--- Start of Data for the task ---
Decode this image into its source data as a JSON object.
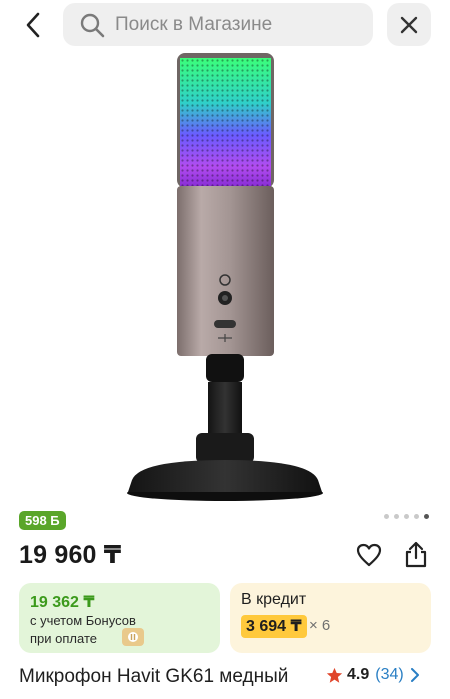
{
  "search": {
    "placeholder": "Поиск в Магазине"
  },
  "product": {
    "bonus_badge": "598 Б",
    "price": "19 960 ₸",
    "title": "Микрофон Havit GK61 медный",
    "rating": "4.9",
    "reviews_count": "(34)",
    "gallery": {
      "total": 5,
      "active_index": 4
    }
  },
  "bonus_card": {
    "price": "19 362 ₸",
    "line1": "с учетом Бонусов",
    "line2": "при оплате"
  },
  "credit_card": {
    "title": "В кредит",
    "amount": "3 694 ₸",
    "times": "× 6"
  },
  "icons": {
    "back": "chevron-left-icon",
    "search": "search-icon",
    "close": "close-icon",
    "favorite": "heart-icon",
    "share": "share-icon",
    "star": "star-icon",
    "forward": "chevron-right-icon"
  },
  "colors": {
    "bonus_badge": "#5aa62a",
    "bonus_card_bg": "#e3f5d9",
    "bonus_price": "#3c9a1c",
    "credit_card_bg": "#fdf4dc",
    "credit_highlight": "#ffc93c",
    "star": "#e0452b",
    "reviews_link": "#2a7fc4"
  }
}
--- End of Data for the task ---
* Set task
Copy out every line of the material above exactly, skipping the pictures.

* Reply to the exercise
Decode this image into its source data as a JSON object.
{
  "search": {
    "placeholder": "Поиск в Магазине"
  },
  "product": {
    "bonus_badge": "598 Б",
    "price": "19 960 ₸",
    "title": "Микрофон Havit GK61 медный",
    "rating": "4.9",
    "reviews_count": "(34)",
    "gallery": {
      "total": 5,
      "active_index": 4
    }
  },
  "bonus_card": {
    "price": "19 362 ₸",
    "line1": "с учетом Бонусов",
    "line2": "при оплате"
  },
  "credit_card": {
    "title": "В кредит",
    "amount": "3 694 ₸",
    "times": "× 6"
  },
  "icons": {
    "back": "chevron-left-icon",
    "search": "search-icon",
    "close": "close-icon",
    "favorite": "heart-icon",
    "share": "share-icon",
    "star": "star-icon",
    "forward": "chevron-right-icon"
  },
  "colors": {
    "bonus_badge": "#5aa62a",
    "bonus_card_bg": "#e3f5d9",
    "bonus_price": "#3c9a1c",
    "credit_card_bg": "#fdf4dc",
    "credit_highlight": "#ffc93c",
    "star": "#e0452b",
    "reviews_link": "#2a7fc4"
  }
}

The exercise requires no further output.